» Objective
Can you copy out, character for character, the rows from the very first one up to and including the row that contains "blue-series-point [619,252,628,261]"?

» Layout element annotations
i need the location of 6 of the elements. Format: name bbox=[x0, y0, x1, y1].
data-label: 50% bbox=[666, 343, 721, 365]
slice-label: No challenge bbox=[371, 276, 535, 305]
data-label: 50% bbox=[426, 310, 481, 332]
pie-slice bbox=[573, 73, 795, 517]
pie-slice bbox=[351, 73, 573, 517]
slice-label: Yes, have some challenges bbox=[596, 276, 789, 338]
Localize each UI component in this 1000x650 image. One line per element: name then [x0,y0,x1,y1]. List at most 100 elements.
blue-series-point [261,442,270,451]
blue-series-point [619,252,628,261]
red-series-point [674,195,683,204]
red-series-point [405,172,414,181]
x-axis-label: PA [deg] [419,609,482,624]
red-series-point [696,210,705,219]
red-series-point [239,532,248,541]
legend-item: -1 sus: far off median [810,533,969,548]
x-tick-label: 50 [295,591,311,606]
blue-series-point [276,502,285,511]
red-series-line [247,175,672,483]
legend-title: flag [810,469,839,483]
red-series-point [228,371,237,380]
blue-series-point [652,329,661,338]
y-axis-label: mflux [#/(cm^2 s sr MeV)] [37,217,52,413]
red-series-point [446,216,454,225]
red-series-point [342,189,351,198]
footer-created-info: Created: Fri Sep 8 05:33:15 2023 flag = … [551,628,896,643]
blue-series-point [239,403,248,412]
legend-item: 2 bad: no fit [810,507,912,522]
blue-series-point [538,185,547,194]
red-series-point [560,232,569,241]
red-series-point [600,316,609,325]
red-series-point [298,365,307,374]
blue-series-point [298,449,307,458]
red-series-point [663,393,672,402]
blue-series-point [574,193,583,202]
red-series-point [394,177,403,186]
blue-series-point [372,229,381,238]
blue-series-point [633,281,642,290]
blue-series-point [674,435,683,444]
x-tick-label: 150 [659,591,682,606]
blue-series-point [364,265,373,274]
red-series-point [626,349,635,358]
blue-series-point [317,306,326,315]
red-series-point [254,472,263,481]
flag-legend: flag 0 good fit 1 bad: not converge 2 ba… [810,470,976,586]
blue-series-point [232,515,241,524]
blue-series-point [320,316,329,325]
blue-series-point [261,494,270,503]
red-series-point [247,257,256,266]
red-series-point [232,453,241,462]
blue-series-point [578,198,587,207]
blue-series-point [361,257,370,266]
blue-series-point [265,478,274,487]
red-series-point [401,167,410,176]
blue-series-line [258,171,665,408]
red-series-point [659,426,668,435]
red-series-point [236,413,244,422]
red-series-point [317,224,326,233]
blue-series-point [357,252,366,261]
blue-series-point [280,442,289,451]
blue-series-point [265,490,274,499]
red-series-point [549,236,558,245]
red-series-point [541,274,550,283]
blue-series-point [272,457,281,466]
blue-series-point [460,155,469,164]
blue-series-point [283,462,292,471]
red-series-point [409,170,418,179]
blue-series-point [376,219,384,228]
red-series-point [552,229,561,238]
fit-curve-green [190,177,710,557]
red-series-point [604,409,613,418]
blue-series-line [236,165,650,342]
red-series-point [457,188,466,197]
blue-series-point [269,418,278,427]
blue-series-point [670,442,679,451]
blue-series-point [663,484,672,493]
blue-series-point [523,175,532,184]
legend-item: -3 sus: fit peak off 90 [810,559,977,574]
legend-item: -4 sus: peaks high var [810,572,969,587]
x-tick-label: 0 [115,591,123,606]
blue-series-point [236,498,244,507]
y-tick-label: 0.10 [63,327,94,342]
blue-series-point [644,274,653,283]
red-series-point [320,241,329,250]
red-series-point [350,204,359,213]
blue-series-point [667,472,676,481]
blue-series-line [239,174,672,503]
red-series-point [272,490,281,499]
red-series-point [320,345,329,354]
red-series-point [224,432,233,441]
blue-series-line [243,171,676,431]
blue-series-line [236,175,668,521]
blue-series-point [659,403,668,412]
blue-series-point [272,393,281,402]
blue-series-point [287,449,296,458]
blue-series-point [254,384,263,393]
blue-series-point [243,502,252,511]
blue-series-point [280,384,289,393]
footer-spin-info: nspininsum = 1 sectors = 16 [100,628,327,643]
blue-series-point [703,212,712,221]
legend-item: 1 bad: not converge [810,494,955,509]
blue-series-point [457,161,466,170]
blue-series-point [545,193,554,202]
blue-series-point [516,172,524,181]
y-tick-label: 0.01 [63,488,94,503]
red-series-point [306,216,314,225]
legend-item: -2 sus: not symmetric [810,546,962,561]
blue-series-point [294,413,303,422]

» Expected answer
i need the location of 6 of the elements. Format: name bbox=[x0, y0, x1, y1].
data-label: 50% bbox=[666, 343, 721, 365]
slice-label: No challenge bbox=[371, 276, 535, 305]
data-label: 50% bbox=[426, 310, 481, 332]
pie-slice bbox=[573, 73, 795, 517]
pie-slice bbox=[351, 73, 573, 517]
slice-label: Yes, have some challenges bbox=[596, 276, 789, 338]
Localize each UI component in this 1000x650 image. One line per element: name then [x0,y0,x1,y1]. List at most 100 elements.
blue-series-point [261,442,270,451]
blue-series-point [619,252,628,261]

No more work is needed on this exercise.